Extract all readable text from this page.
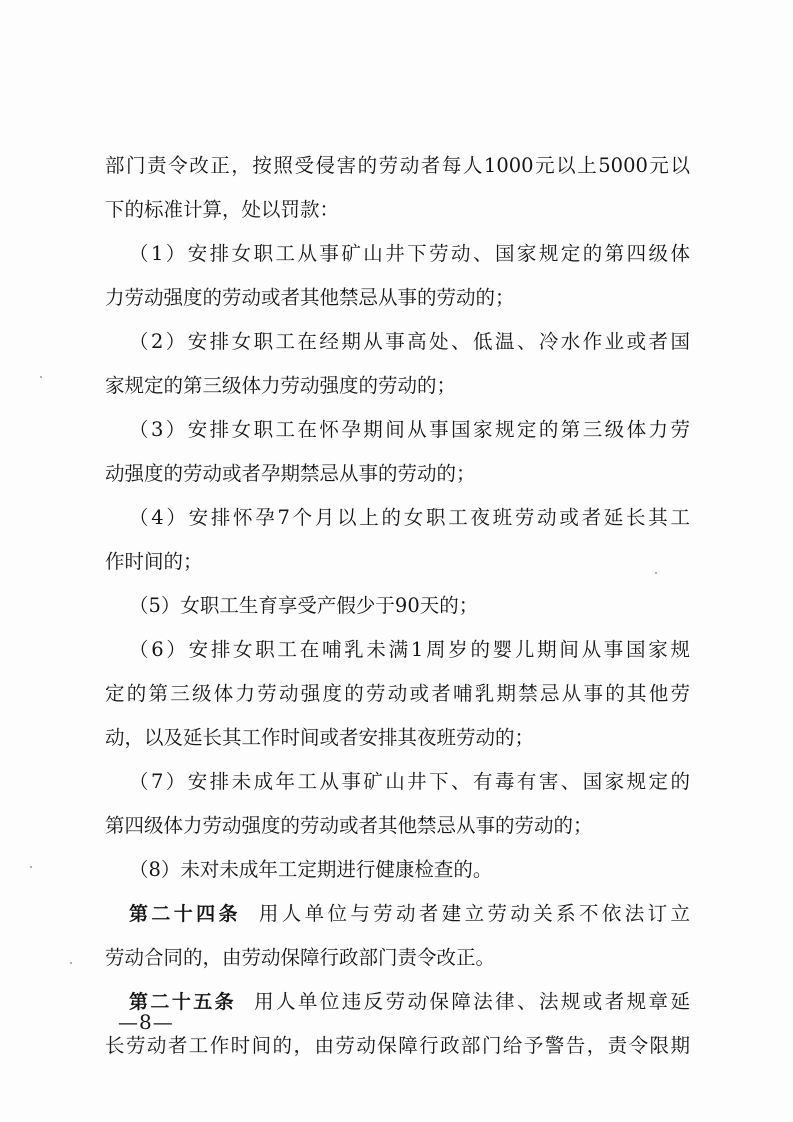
部门责令改正，按照受侵害的劳动者每人1000元以上5000元以
下的标准计算，处以罚款：
（1）安排女职工从事矿山井下劳动、国家规定的第四级体
力劳动强度的劳动或者其他禁忌从事的劳动的；
（2）安排女职工在经期从事高处、低温、冷水作业或者国
家规定的第三级体力劳动强度的劳动的；
（3）安排女职工在怀孕期间从事国家规定的第三级体力劳
动强度的劳动或者孕期禁忌从事的劳动的；
（4）安排怀孕7个月以上的女职工夜班劳动或者延长其工
作时间的；
（5）女职工生育享受产假少于90天的；
（6）安排女职工在哺乳未满1周岁的婴儿期间从事国家规
定的第三级体力劳动强度的劳动或者哺乳期禁忌从事的其他劳
动，以及延长其工作时间或者安排其夜班劳动的；
（7）安排未成年工从事矿山井下、有毒有害、国家规定的
第四级体力劳动强度的劳动或者其他禁忌从事的劳动的；
（8）未对未成年工定期进行健康检查的。
第二十四条 用人单位与劳动者建立劳动关系不依法订立
劳动合同的，由劳动保障行政部门责令改正。
第二十五条 用人单位违反劳动保障法律、法规或者规章延
长劳动者工作时间的，由劳动保障行政部门给予警告，责令限期
—8—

TASK TO CARRY OUT. All of the material above is to be copied exactly, except for its images.

RESULT OF THE EXERCISE.
Extract all readable text from this page.
部门责令改正，按照受侵害的劳动者每人1000元以上5000元以
下的标准计算，处以罚款：
（1）安排女职工从事矿山井下劳动、国家规定的第四级体
力劳动强度的劳动或者其他禁忌从事的劳动的；
（2）安排女职工在经期从事高处、低温、冷水作业或者国
家规定的第三级体力劳动强度的劳动的；
（3）安排女职工在怀孕期间从事国家规定的第三级体力劳
动强度的劳动或者孕期禁忌从事的劳动的；
（4）安排怀孕7个月以上的女职工夜班劳动或者延长其工
作时间的；
（5）女职工生育享受产假少于90天的；
（6）安排女职工在哺乳未满1周岁的婴儿期间从事国家规
定的第三级体力劳动强度的劳动或者哺乳期禁忌从事的其他劳
动，以及延长其工作时间或者安排其夜班劳动的；
（7）安排未成年工从事矿山井下、有毒有害、国家规定的
第四级体力劳动强度的劳动或者其他禁忌从事的劳动的；
（8）未对未成年工定期进行健康检查的。
第二十四条 用人单位与劳动者建立劳动关系不依法订立
劳动合同的，由劳动保障行政部门责令改正。
第二十五条 用人单位违反劳动保障法律、法规或者规章延
长劳动者工作时间的，由劳动保障行政部门给予警告，责令限期
—8—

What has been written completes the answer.